### COMPITI DA SVOLGERE
1/ Rispondi alle domande sul brano dedicato all'incendio durante il tour invernale del 1971:
(a) In quale giorno di dicembre il gruppo stava lavorando al Casino de Montreux?
(b) L'assolo di quale musicista era in corso quando il locale prese fuoco, e in quale brano?
(c) Per quale via è scappata la band?
2/ Stampa la parte del brano dedicato all'incendio durante il tour invernale del 1971 da "Nel bel mezzo" a "lato del palco.", senza alcuna modifica.

### TESTO SCELTO
Il tour invernale europeo del 1971 è stato il più disastroso. Il 4 dicembre stavamo lavorando al Casino de Montreux a Ginevra, in Svizzera, proprio sulla riva del lago, di fronte a via Igor Stravinsky, un luogo noto per i festival jazz.
Nel bel mezzo dell’assolo al sintetizzatore di Don Preston in “King Kong”, il locale improvvisamente prese fuoco. Qualcuno tra il pubblico aveva un razzo a bottiglia o una candela romana e l’ha sparata contro il soffitto. A quel punto, la copertura in rattan ha iniziato a bruciare (altre versioni della storia sostengono che l’incendio sia stato il risultato di un cablaggio difettoso). C’erano tra i duemilacinquecento e i tremila ragazzi stipati nella stanza: ben oltre la sua capacità.
Dato che fuori c’erano numerosi ragazzi che cercavano di entrare, gli organizzatori avevano abilmente chiuso le porte di uscita. Quando è scoppiato l’incendio, al pubblico sono rimaste due vie d’uscita: attraverso la porta d’ingresso piuttosto piccola o attraverso una vetrata a lato del palco.
Ho annunciato: “Per favore, mantenete la calma. Dobbiamo andarcene di qui. C’è un incendio, perché non usciamo?”. E’ sorprendente come le persone che parlano solo francese riescano a capirti quando è una questione di vita o di morte. Cominciarono ad uscire dalla porta principale.
Mentre la stanza si riempiva di fumo, uno dei nostri roadie ha preso una custodia dell’attrezzatura e ha rotto la grande finestra. L’equipaggio ha quindi iniziato ad aiutare le persone a fuggire attraverso di esso in una specie di giardino sottostante. La band è scappata attraverso un tunnel sotterraneo che conduceva da dietro il palco attraverso il parcheggio. Pochi minuti dopo, l’impianto di riscaldamento dell’edificio è esploso e alcune persone sono state scaraventate fuori dalla finestra. Fortunatamente, nessuno è rimasto ucciso e ci sono stati solo pochi feriti lievi; tuttavia, l’intero edificio, del valore di circa tredici milioni di dollari, è stato raso al suolo e abbiamo perso tutta la nostra attrezzatura.

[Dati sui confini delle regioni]
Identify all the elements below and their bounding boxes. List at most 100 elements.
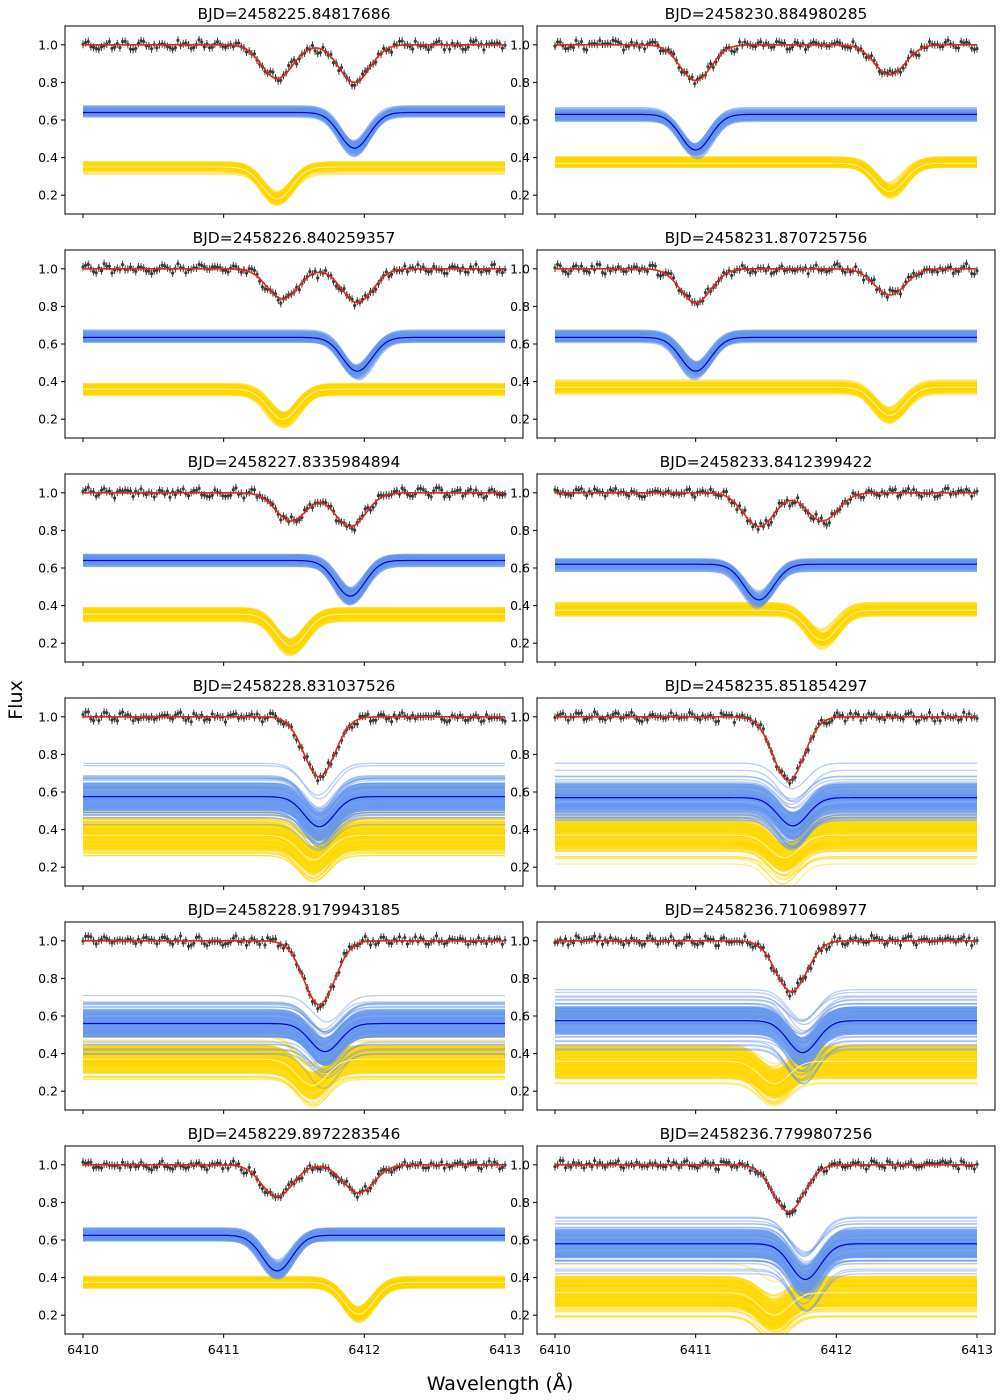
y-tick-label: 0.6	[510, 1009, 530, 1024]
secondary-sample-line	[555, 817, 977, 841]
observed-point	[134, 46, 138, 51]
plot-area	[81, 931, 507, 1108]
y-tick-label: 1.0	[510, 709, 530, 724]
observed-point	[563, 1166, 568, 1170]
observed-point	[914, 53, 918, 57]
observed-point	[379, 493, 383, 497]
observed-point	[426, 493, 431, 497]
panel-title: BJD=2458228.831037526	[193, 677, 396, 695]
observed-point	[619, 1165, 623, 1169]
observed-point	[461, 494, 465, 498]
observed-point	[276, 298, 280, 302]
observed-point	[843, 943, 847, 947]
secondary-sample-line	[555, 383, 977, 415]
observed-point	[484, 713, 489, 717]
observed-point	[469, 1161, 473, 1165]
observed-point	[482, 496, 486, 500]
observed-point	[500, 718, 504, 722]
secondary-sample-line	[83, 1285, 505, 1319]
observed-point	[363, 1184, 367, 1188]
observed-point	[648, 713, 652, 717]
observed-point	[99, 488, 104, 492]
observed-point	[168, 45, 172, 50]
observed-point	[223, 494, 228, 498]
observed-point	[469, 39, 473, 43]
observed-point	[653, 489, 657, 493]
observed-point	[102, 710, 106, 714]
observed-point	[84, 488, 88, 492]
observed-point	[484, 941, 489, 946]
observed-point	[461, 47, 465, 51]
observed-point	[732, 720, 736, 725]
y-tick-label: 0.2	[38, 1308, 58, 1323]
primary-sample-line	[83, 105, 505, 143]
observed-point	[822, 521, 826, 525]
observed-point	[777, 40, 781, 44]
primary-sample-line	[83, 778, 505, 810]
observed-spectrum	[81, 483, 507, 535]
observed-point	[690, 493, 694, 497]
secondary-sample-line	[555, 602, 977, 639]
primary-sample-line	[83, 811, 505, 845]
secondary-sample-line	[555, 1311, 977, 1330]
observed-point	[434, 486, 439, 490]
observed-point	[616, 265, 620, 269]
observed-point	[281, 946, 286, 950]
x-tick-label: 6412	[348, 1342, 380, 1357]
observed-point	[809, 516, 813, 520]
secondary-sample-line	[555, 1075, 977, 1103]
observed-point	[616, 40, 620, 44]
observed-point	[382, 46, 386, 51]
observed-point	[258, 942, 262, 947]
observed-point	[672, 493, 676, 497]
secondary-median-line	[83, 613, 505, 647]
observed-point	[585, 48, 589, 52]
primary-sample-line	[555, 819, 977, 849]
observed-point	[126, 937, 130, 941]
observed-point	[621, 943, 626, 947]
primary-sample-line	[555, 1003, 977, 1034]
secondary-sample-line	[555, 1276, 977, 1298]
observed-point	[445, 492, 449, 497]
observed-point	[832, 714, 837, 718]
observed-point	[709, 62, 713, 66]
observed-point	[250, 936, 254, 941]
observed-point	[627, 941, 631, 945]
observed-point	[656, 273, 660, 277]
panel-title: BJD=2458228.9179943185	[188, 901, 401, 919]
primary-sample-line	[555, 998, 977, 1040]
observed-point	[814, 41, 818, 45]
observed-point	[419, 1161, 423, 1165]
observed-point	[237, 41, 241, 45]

### RISPOSTE PER COMPITO
1/
(a) Il 4 dicembre.
(b) L'assolo al sintetizzatore di Don Preston, in "King Kong".
(c) Attraverso un tunnel sotterraneo che conduceva da dietro il palco attraverso il parcheggio.

2/
Nel bel mezzo dell’assolo al sintetizzatore di Don Preston in “King Kong”, il locale improvvisamente prese fuoco. Qualcuno tra il pubblico aveva un razzo a bottiglia o una candela romana e l’ha sparata contro il soffitto. A quel punto, la copertura in rattan ha iniziato a bruciare (altre versioni della storia sostengono che l’incendio sia stato il risultato di un cablaggio difettoso). C’erano tra i duemilacinquecento e i tremila ragazzi stipati nella stanza: ben oltre la sua capacità.
Dato che fuori c’erano numerosi ragazzi che cercavano di entrare, gli organizzatori avevano abilmente chiuso le porte di uscita. Quando è scoppiato l’incendio, al pubblico sono rimaste due vie d’uscita: attraverso la porta d’ingresso piuttosto piccola o attraverso una vetrata a lato del palco.